• Prompt:
Transcribe all of the material below word for word and leave out its pictures.

[Data items]
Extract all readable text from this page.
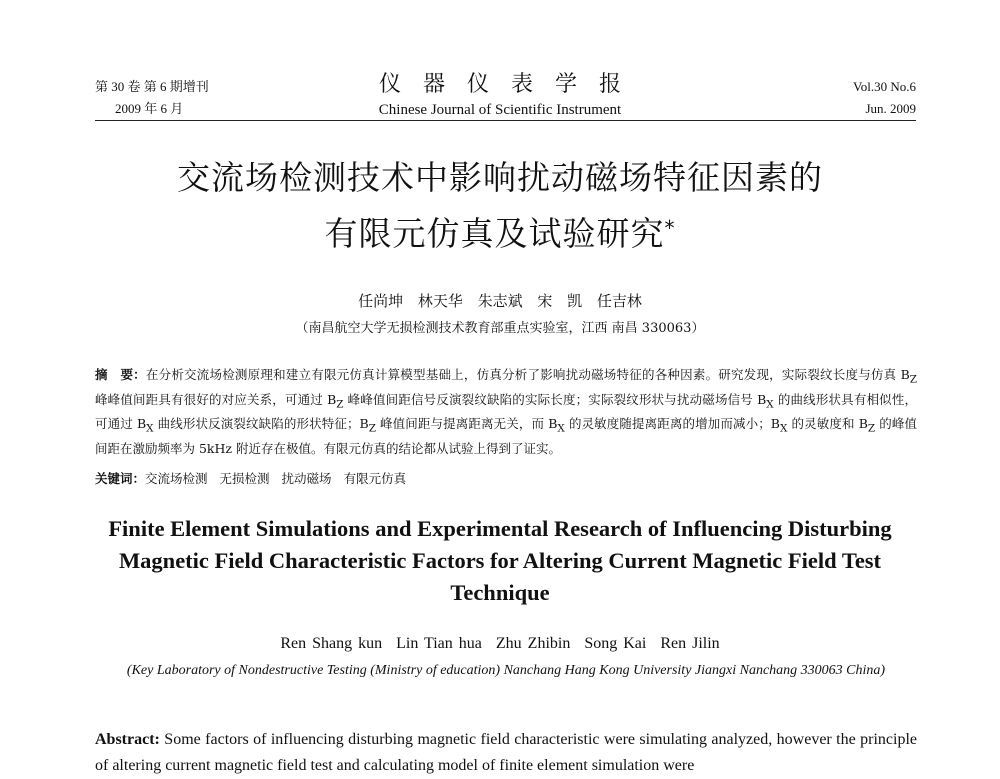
第 30 卷 第 6 期增刊
2009 年 6 月
仪器仪表学报
Chinese Journal of Scientific Instrument
Vol.30 No.6
Jun. 2009
交流场检测技术中影响扰动磁场特征因素的
有限元仿真及试验研究*
任尚坤 林天华 朱志斌 宋 凯 任吉林
（南昌航空大学无损检测技术教育部重点实验室，江西 南昌 330063）
摘　要：在分析交流场检测原理和建立有限元仿真计算模型基础上，仿真分析了影响扰动磁场特征的各种因素。研究发现，实际裂纹长度与仿真 $B_Z$ 峰峰值间距具有很好的对应关系，可通过 $B_Z$ 峰峰值间距信号反演裂纹缺陷的实际长度；实际裂纹形状与扰动磁场信号 $B_X$ 的曲线形状具有相似性，可通过 $B_X$ 曲线形状反演裂纹缺陷的形状特征；$B_Z$ 峰值间距与提离距离无关，而 $B_X$ 的灵敏度随提离距离的增加而减小；$B_X$ 的灵敏度和 $B_Z$ 的峰值间距在激励频率为 5kHz 附近存在极值。有限元仿真的结论都从试验上得到了证实。
关键词：交流场检测 无损检测 扰动磁场 有限元仿真
Finite Element Simulations and Experimental Research of Influencing Disturbing Magnetic Field Characteristic Factors for Altering Current Magnetic Field Test Technique
Ren Shang kun Lin Tian hua Zhu Zhibin Song Kai Ren Jilin
(Key Laboratory of Nondestructive Testing (Ministry of education) Nanchang Hang Kong University Jiangxi Nanchang 330063 China)
Abstract: Some factors of influencing disturbing magnetic field characteristic were simulating analyzed, however the principle of altering current magnetic field test and calculating model of finite element simulation were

• Result of this exercise:
Extract all readable text from this page.
第 30 卷 第 6 期增刊
2009 年 6 月
仪器仪表学报
Chinese Journal of Scientific Instrument
Vol.30 No.6
Jun. 2009
交流场检测技术中影响扰动磁场特征因素的
有限元仿真及试验研究*
任尚坤 林天华 朱志斌 宋 凯 任吉林
（南昌航空大学无损检测技术教育部重点实验室，江西 南昌 330063）
摘　要：在分析交流场检测原理和建立有限元仿真计算模型基础上，仿真分析了影响扰动磁场特征的各种因素。研究发现，实际裂纹长度与仿真 $B_Z$ 峰峰值间距具有很好的对应关系，可通过 $B_Z$ 峰峰值间距信号反演裂纹缺陷的实际长度；实际裂纹形状与扰动磁场信号 $B_X$ 的曲线形状具有相似性，可通过 $B_X$ 曲线形状反演裂纹缺陷的形状特征；$B_Z$ 峰值间距与提离距离无关，而 $B_X$ 的灵敏度随提离距离的增加而减小；$B_X$ 的灵敏度和 $B_Z$ 的峰值间距在激励频率为 5kHz 附近存在极值。有限元仿真的结论都从试验上得到了证实。
关键词：交流场检测 无损检测 扰动磁场 有限元仿真
Finite Element Simulations and Experimental Research of Influencing Disturbing Magnetic Field Characteristic Factors for Altering Current Magnetic Field Test Technique
Ren Shang kun Lin Tian hua Zhu Zhibin Song Kai Ren Jilin
(Key Laboratory of Nondestructive Testing (Ministry of education) Nanchang Hang Kong University Jiangxi Nanchang 330063 China)
Abstract: Some factors of influencing disturbing magnetic field characteristic were simulating analyzed, however the principle of altering current magnetic field test and calculating model of finite element simulation were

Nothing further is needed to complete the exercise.